━━━ EXERCISE INPUTS ━━━

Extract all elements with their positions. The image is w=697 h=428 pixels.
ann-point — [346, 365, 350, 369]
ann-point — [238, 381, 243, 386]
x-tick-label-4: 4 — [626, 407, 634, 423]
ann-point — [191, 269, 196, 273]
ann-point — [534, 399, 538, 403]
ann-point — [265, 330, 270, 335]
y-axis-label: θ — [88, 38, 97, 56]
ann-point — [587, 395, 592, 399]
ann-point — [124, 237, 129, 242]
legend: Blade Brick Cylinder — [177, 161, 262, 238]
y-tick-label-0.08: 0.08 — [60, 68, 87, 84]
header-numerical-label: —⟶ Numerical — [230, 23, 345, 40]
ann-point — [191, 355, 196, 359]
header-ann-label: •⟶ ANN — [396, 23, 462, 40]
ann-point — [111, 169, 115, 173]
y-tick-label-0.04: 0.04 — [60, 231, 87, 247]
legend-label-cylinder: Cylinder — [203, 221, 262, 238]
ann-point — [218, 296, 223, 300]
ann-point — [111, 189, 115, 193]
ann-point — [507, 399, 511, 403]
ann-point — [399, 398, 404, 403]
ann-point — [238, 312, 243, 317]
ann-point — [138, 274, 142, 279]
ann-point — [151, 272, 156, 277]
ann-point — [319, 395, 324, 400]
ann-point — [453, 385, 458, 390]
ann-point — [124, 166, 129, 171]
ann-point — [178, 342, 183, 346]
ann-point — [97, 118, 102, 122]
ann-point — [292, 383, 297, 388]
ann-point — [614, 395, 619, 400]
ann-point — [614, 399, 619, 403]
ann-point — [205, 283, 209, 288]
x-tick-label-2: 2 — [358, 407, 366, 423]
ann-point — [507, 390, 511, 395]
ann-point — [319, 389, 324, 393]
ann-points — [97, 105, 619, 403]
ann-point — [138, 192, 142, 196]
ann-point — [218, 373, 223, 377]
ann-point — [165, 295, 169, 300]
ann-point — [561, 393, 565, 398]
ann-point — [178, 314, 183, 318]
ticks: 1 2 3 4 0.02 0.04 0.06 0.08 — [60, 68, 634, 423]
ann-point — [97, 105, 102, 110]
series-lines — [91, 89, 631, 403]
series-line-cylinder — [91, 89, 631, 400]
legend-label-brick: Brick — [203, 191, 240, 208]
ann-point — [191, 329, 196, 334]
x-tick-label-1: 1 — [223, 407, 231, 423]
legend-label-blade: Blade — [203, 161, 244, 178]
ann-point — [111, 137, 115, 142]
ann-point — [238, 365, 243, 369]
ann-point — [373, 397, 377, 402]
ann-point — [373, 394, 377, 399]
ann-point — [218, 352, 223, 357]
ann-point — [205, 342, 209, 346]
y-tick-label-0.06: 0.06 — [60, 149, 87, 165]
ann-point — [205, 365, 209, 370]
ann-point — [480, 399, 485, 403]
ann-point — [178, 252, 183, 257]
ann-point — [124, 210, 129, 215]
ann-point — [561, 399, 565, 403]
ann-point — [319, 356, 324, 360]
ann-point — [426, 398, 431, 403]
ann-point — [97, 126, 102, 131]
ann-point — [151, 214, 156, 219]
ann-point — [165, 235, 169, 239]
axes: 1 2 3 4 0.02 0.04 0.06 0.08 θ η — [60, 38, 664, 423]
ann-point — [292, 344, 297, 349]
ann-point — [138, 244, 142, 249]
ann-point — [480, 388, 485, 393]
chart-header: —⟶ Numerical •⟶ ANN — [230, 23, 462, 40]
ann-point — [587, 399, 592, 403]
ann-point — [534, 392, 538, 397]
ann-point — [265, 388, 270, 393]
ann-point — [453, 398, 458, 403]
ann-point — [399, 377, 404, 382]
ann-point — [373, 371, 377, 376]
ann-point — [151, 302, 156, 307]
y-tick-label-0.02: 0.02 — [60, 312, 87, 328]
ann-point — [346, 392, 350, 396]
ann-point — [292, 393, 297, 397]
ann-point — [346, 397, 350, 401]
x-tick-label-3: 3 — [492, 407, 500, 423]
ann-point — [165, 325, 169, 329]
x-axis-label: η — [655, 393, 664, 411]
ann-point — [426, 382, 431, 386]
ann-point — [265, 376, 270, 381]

━━━

Return the records word for word, from their very start through the line containing "ann-point — [507, 399, 511, 403]", including that line.

EXERCISE RESULT:
Extract all elements with their positions. The image is w=697 h=428 pixels.
ann-point — [346, 365, 350, 369]
ann-point — [238, 381, 243, 386]
x-tick-label-4: 4 — [626, 407, 634, 423]
ann-point — [191, 269, 196, 273]
ann-point — [534, 399, 538, 403]
ann-point — [265, 330, 270, 335]
y-axis-label: θ — [88, 38, 97, 56]
ann-point — [587, 395, 592, 399]
ann-point — [124, 237, 129, 242]
legend: Blade Brick Cylinder — [177, 161, 262, 238]
y-tick-label-0.08: 0.08 — [60, 68, 87, 84]
header-numerical-label: —⟶ Numerical — [230, 23, 345, 40]
ann-point — [191, 355, 196, 359]
header-ann-label: •⟶ ANN — [396, 23, 462, 40]
ann-point — [111, 169, 115, 173]
y-tick-label-0.04: 0.04 — [60, 231, 87, 247]
legend-label-cylinder: Cylinder — [203, 221, 262, 238]
ann-point — [218, 296, 223, 300]
ann-point — [111, 189, 115, 193]
ann-point — [507, 399, 511, 403]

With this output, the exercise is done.